* Start *

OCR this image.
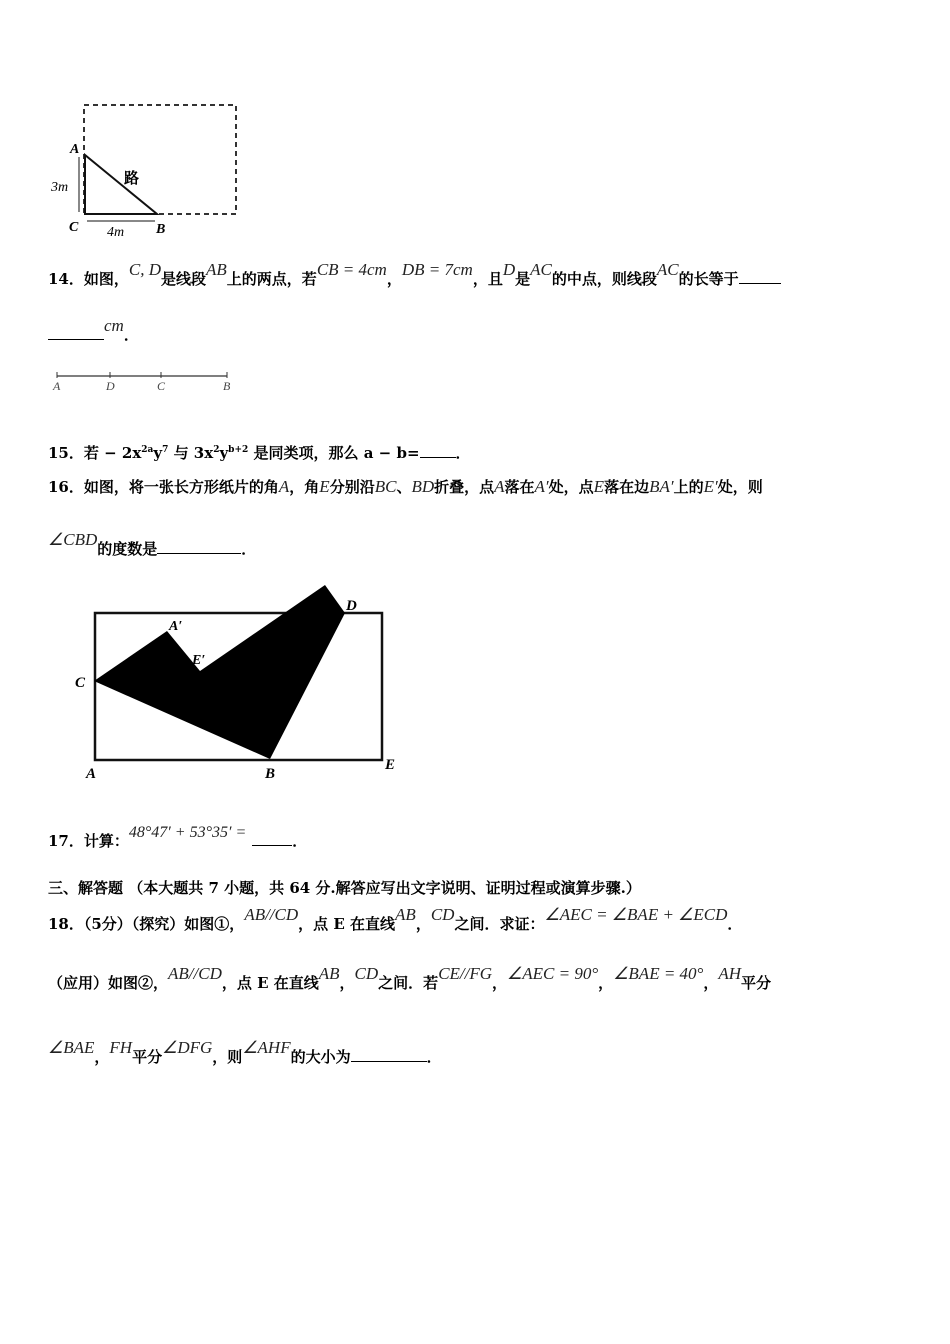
A
C	B
3m
4m
路
14．如图，C, D是线段AB上的两点，若CB = 4cm，DB = 7cm，且D是AC的中点，则线段AC的长等于
cm．
A	D	C	B
15．若 − $2x^{2a}y^7$ 与 $3x^2y^{b+2}$ 是同类项，那么 a − b= ．
16．如图，将一张长方形纸片的角A，角E分别沿BC、BD折叠，点A落在A′处，点E落在边BA′上的E′处，则
∠CBD的度数是	．
C
A	B
D
E
A′
E′
17．计算：48°47′ + 53°35′ =	．
三、解答题 （本大题共 7 小题，共 64 分.解答应写出文字说明、证明过程或演算步骤.）
18．（5分）（探究）如图①，AB//CD，点 E 在直线AB，CD之间．求证：∠AEC = ∠BAE + ∠ECD．
（应用）如图②，AB//CD，点 E 在直线AB，CD之间．若CE//FG，∠AEC = 90°，∠BAE = 40°，AH平分
∠BAE，FH平分∠DFG，则∠AHF的大小为	．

* End *

**Goal:** Select and copy every line of the listing with the word "CD之间".

**Result of this exercise:**
18．（5分）（探究）如图①，AB//CD，点 E 在直线AB，CD之间．求证：∠AEC = ∠BAE + ∠ECD．
（应用）如图②，AB//CD，点 E 在直线AB，CD之间．若CE//FG，∠AEC = 90°，∠BAE = 40°，AH平分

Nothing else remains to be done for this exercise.